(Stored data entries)
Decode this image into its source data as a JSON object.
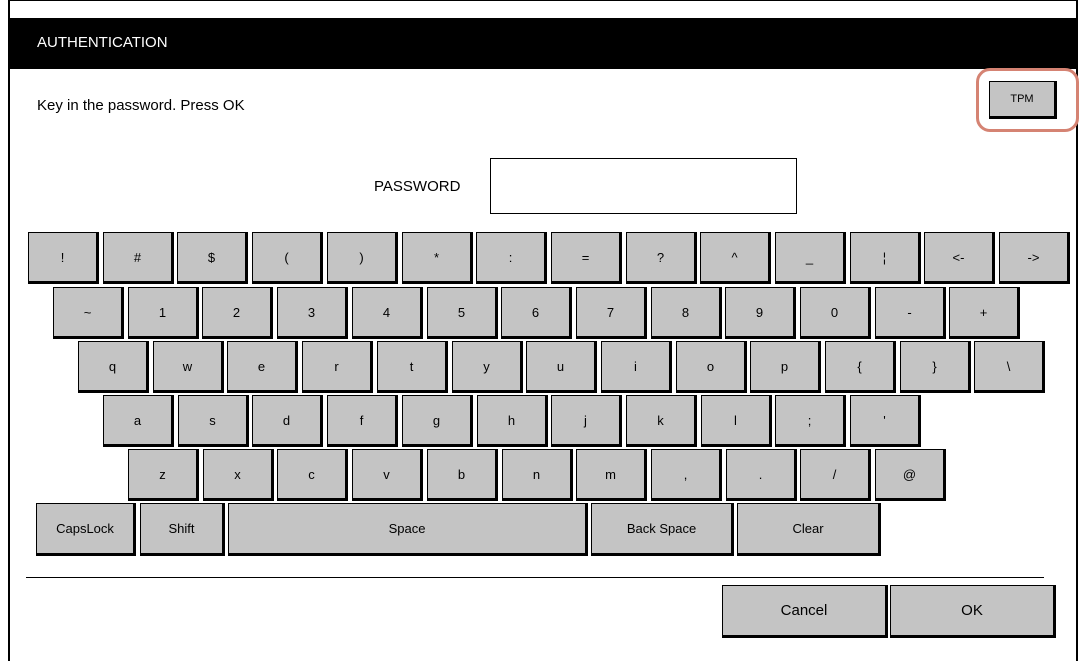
{
  "title": "AUTHENTICATION",
  "prompt": "Key in the password. Press OK",
  "tpm_label": "TPM",
  "password": {
    "label": "PASSWORD",
    "value": ""
  },
  "keyboard": {
    "rows": [
      [
        "!",
        "#",
        "$",
        "(",
        ")",
        "*",
        ":",
        "=",
        "?",
        "^",
        "_",
        "¦",
        "<-",
        "->"
      ],
      [
        "~",
        "1",
        "2",
        "3",
        "4",
        "5",
        "6",
        "7",
        "8",
        "9",
        "0",
        "-",
        "+"
      ],
      [
        "q",
        "w",
        "e",
        "r",
        "t",
        "y",
        "u",
        "i",
        "o",
        "p",
        "{",
        "}",
        "\\"
      ],
      [
        "a",
        "s",
        "d",
        "f",
        "g",
        "h",
        "j",
        "k",
        "l",
        ";",
        "'"
      ],
      [
        "z",
        "x",
        "c",
        "v",
        "b",
        "n",
        "m",
        ",",
        ".",
        "/",
        "@"
      ]
    ],
    "bottom": {
      "capslock": "CapsLock",
      "shift": "Shift",
      "space": "Space",
      "backspace": "Back Space",
      "clear": "Clear"
    }
  },
  "actions": {
    "cancel": "Cancel",
    "ok": "OK"
  },
  "colors": {
    "key_fill": "#c4c4c4",
    "title_bg": "#000000",
    "highlight": "#d58373"
  }
}
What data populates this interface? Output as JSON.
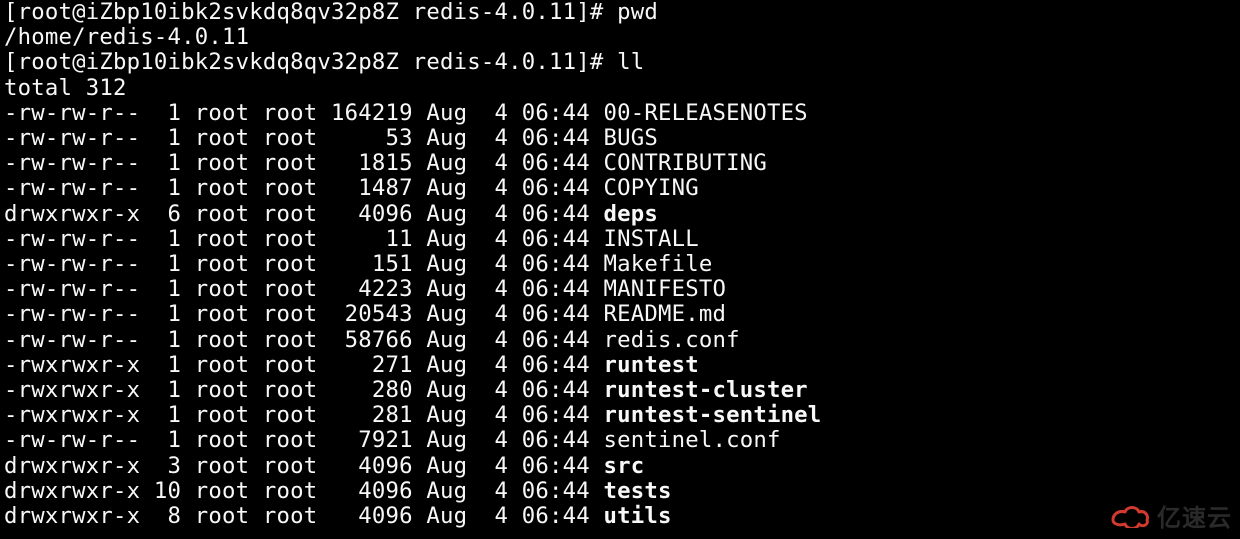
{
  "prompt": {
    "user": "root",
    "host": "iZbp10ibk2svkdq8qv32p8Z",
    "cwd_label": "redis-4.0.11",
    "symbol": "#"
  },
  "commands": {
    "pwd": "pwd",
    "ll": "ll"
  },
  "pwd_output": "/home/redis-4.0.11",
  "total_line": "total 312",
  "listing": [
    {
      "perm": "-rw-rw-r--",
      "links": " 1",
      "owner": "root",
      "group": "root",
      "size": "164219",
      "month": "Aug",
      "day": " 4",
      "time": "06:44",
      "name": "00-RELEASENOTES",
      "bold": false
    },
    {
      "perm": "-rw-rw-r--",
      "links": " 1",
      "owner": "root",
      "group": "root",
      "size": "    53",
      "month": "Aug",
      "day": " 4",
      "time": "06:44",
      "name": "BUGS",
      "bold": false
    },
    {
      "perm": "-rw-rw-r--",
      "links": " 1",
      "owner": "root",
      "group": "root",
      "size": "  1815",
      "month": "Aug",
      "day": " 4",
      "time": "06:44",
      "name": "CONTRIBUTING",
      "bold": false
    },
    {
      "perm": "-rw-rw-r--",
      "links": " 1",
      "owner": "root",
      "group": "root",
      "size": "  1487",
      "month": "Aug",
      "day": " 4",
      "time": "06:44",
      "name": "COPYING",
      "bold": false
    },
    {
      "perm": "drwxrwxr-x",
      "links": " 6",
      "owner": "root",
      "group": "root",
      "size": "  4096",
      "month": "Aug",
      "day": " 4",
      "time": "06:44",
      "name": "deps",
      "bold": true
    },
    {
      "perm": "-rw-rw-r--",
      "links": " 1",
      "owner": "root",
      "group": "root",
      "size": "    11",
      "month": "Aug",
      "day": " 4",
      "time": "06:44",
      "name": "INSTALL",
      "bold": false
    },
    {
      "perm": "-rw-rw-r--",
      "links": " 1",
      "owner": "root",
      "group": "root",
      "size": "   151",
      "month": "Aug",
      "day": " 4",
      "time": "06:44",
      "name": "Makefile",
      "bold": false
    },
    {
      "perm": "-rw-rw-r--",
      "links": " 1",
      "owner": "root",
      "group": "root",
      "size": "  4223",
      "month": "Aug",
      "day": " 4",
      "time": "06:44",
      "name": "MANIFESTO",
      "bold": false
    },
    {
      "perm": "-rw-rw-r--",
      "links": " 1",
      "owner": "root",
      "group": "root",
      "size": " 20543",
      "month": "Aug",
      "day": " 4",
      "time": "06:44",
      "name": "README.md",
      "bold": false
    },
    {
      "perm": "-rw-rw-r--",
      "links": " 1",
      "owner": "root",
      "group": "root",
      "size": " 58766",
      "month": "Aug",
      "day": " 4",
      "time": "06:44",
      "name": "redis.conf",
      "bold": false
    },
    {
      "perm": "-rwxrwxr-x",
      "links": " 1",
      "owner": "root",
      "group": "root",
      "size": "   271",
      "month": "Aug",
      "day": " 4",
      "time": "06:44",
      "name": "runtest",
      "bold": true
    },
    {
      "perm": "-rwxrwxr-x",
      "links": " 1",
      "owner": "root",
      "group": "root",
      "size": "   280",
      "month": "Aug",
      "day": " 4",
      "time": "06:44",
      "name": "runtest-cluster",
      "bold": true
    },
    {
      "perm": "-rwxrwxr-x",
      "links": " 1",
      "owner": "root",
      "group": "root",
      "size": "   281",
      "month": "Aug",
      "day": " 4",
      "time": "06:44",
      "name": "runtest-sentinel",
      "bold": true
    },
    {
      "perm": "-rw-rw-r--",
      "links": " 1",
      "owner": "root",
      "group": "root",
      "size": "  7921",
      "month": "Aug",
      "day": " 4",
      "time": "06:44",
      "name": "sentinel.conf",
      "bold": false
    },
    {
      "perm": "drwxrwxr-x",
      "links": " 3",
      "owner": "root",
      "group": "root",
      "size": "  4096",
      "month": "Aug",
      "day": " 4",
      "time": "06:44",
      "name": "src",
      "bold": true
    },
    {
      "perm": "drwxrwxr-x",
      "links": "10",
      "owner": "root",
      "group": "root",
      "size": "  4096",
      "month": "Aug",
      "day": " 4",
      "time": "06:44",
      "name": "tests",
      "bold": true
    },
    {
      "perm": "drwxrwxr-x",
      "links": " 8",
      "owner": "root",
      "group": "root",
      "size": "  4096",
      "month": "Aug",
      "day": " 4",
      "time": "06:44",
      "name": "utils",
      "bold": true
    }
  ],
  "watermark": {
    "text": "亿速云",
    "logo_color": "#d33a2f"
  }
}
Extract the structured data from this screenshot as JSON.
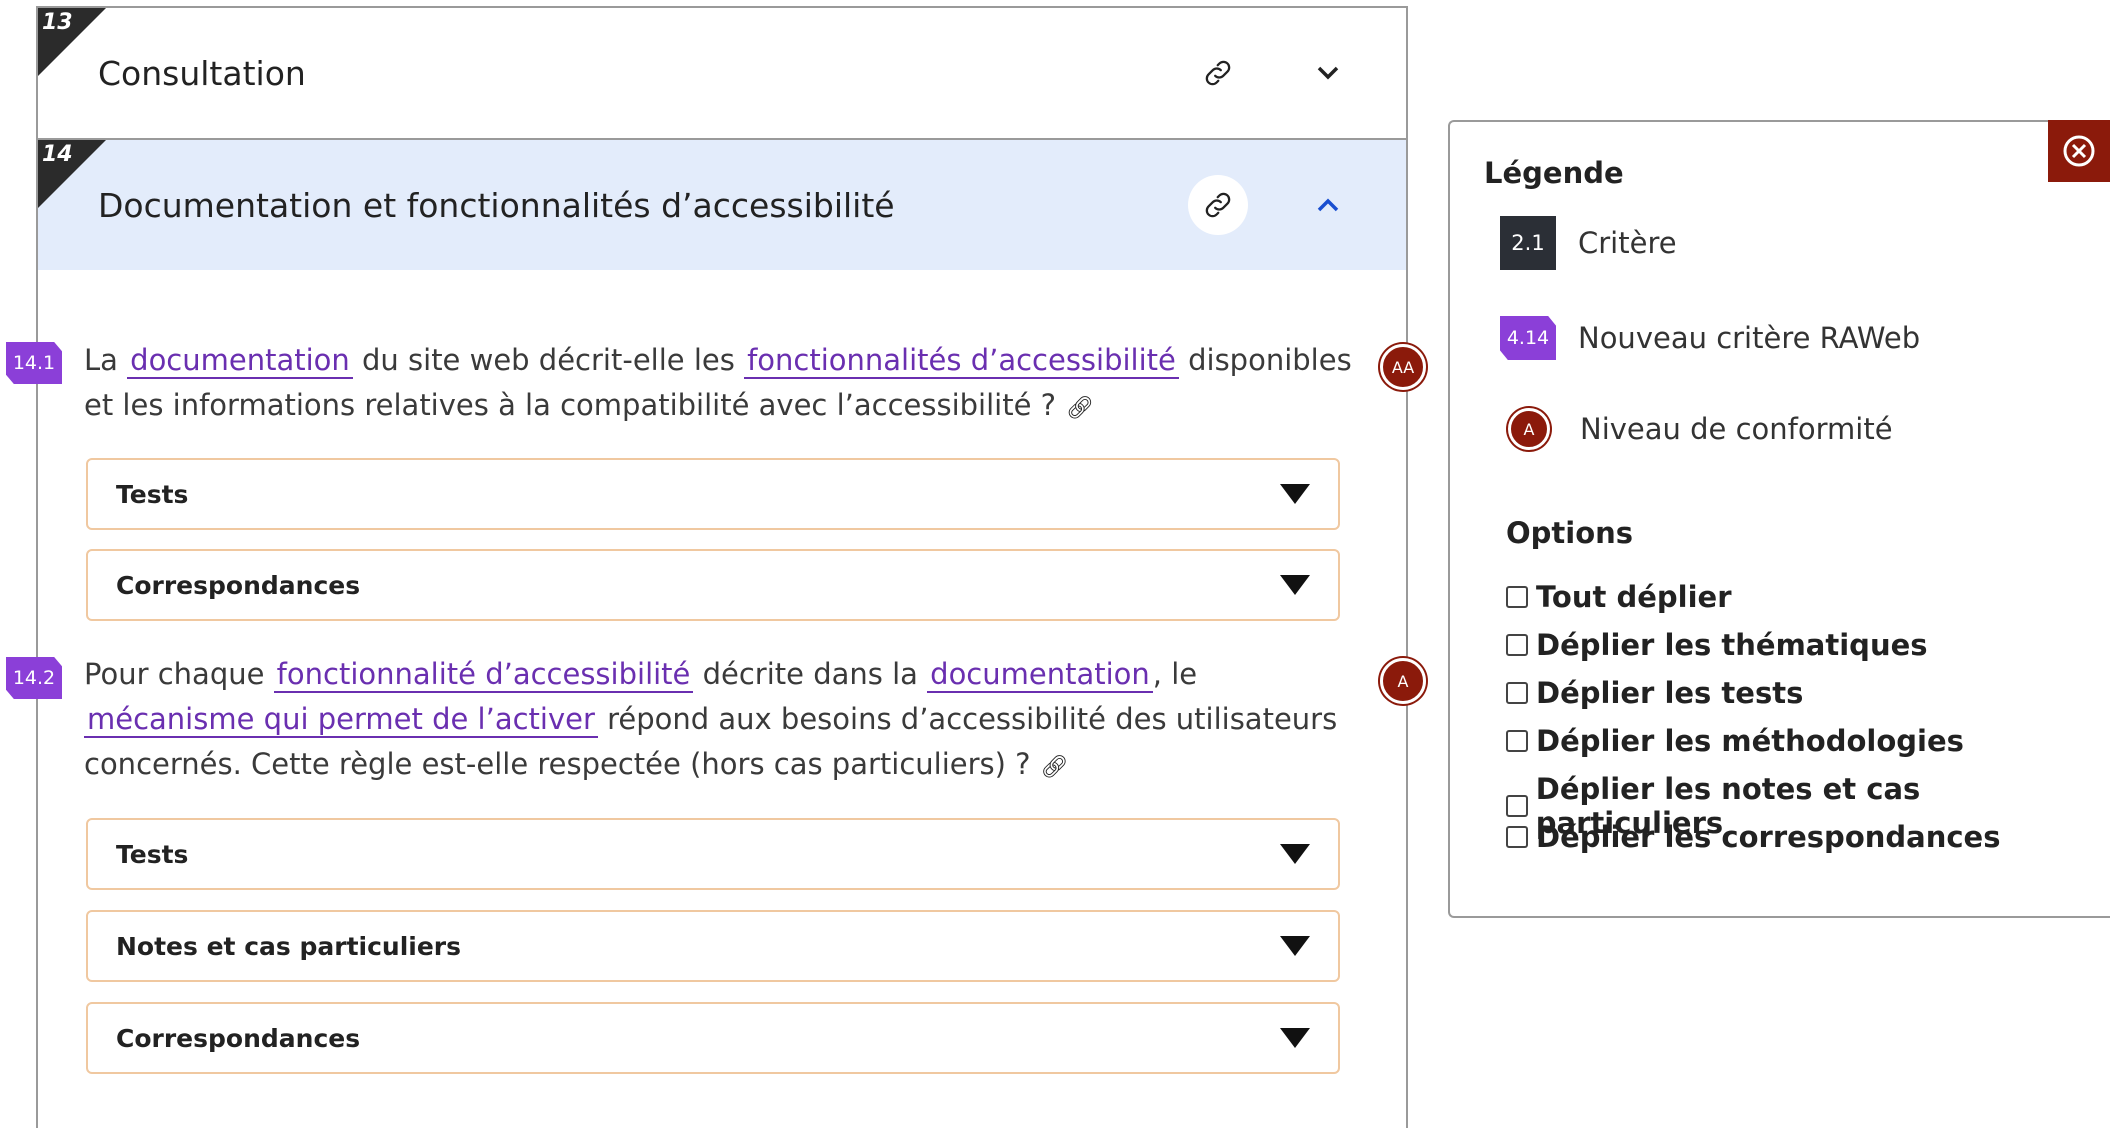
{
  "themes": [
    {
      "number": "13",
      "title": "Consultation",
      "expanded": false
    },
    {
      "number": "14",
      "title": "Documentation et fonctionnalités d’accessibilité",
      "expanded": true
    }
  ],
  "criteria": [
    {
      "number": "14.1",
      "level": "AA",
      "text_parts": [
        "La ",
        "documentation",
        " du site web décrit-elle les ",
        "fonctionnalités d’accessibilité",
        " disponibles et les informations relatives à la compatibilité avec l’accessibilité ?"
      ],
      "accordions": [
        "Tests",
        "Correspondances"
      ]
    },
    {
      "number": "14.2",
      "level": "A",
      "text_parts": [
        "Pour chaque ",
        "fonctionnalité d’accessibilité",
        " décrite dans la ",
        "documentation",
        ", le ",
        "mécanisme qui permet de l’activer",
        " répond aux besoins d’accessibilité des utilisateurs concernés. Cette règle est-elle respectée (hors cas particuliers) ?"
      ],
      "accordions": [
        "Tests",
        "Notes et cas particuliers",
        "Correspondances"
      ]
    }
  ],
  "legend": {
    "title": "Légende",
    "items": [
      {
        "badge": "2.1",
        "label": "Critère"
      },
      {
        "badge": "4.14",
        "label": "Nouveau critère RAWeb"
      },
      {
        "badge": "A",
        "label": "Niveau de conformité"
      }
    ],
    "options_title": "Options",
    "options": [
      "Tout déplier",
      "Déplier les thématiques",
      "Déplier les tests",
      "Déplier les méthodologies",
      "Déplier les notes et cas particuliers",
      "Déplier les correspondances"
    ]
  },
  "icons": {
    "link": "link-icon",
    "chevron_down": "chevron-down-icon",
    "chevron_up": "chevron-up-icon",
    "caret_down": "caret-down-icon",
    "close": "close-icon"
  },
  "colors": {
    "new_criterion_badge": "#8b3fd8",
    "level_badge": "#8b1a0b",
    "expanded_theme_bg": "#e3ecfb",
    "accordion_border": "#f0c8a0",
    "link": "#6a2fb0"
  }
}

> [WHAT IS NEEDED] In the records above, collect each line with "accessibilité".

> [COMPLETED EXERCISE]
      "title": "Documentation et fonctionnalités d’accessibilité",
        "fonctionnalités d’accessibilité",
        " disponibles et les informations relatives à la compatibilité avec l’accessibilité ?"
        "fonctionnalité d’accessibilité",
        " répond aux besoins d’accessibilité des utilisateurs concernés. Cette règle est-elle respectée (hors cas particuliers) ?"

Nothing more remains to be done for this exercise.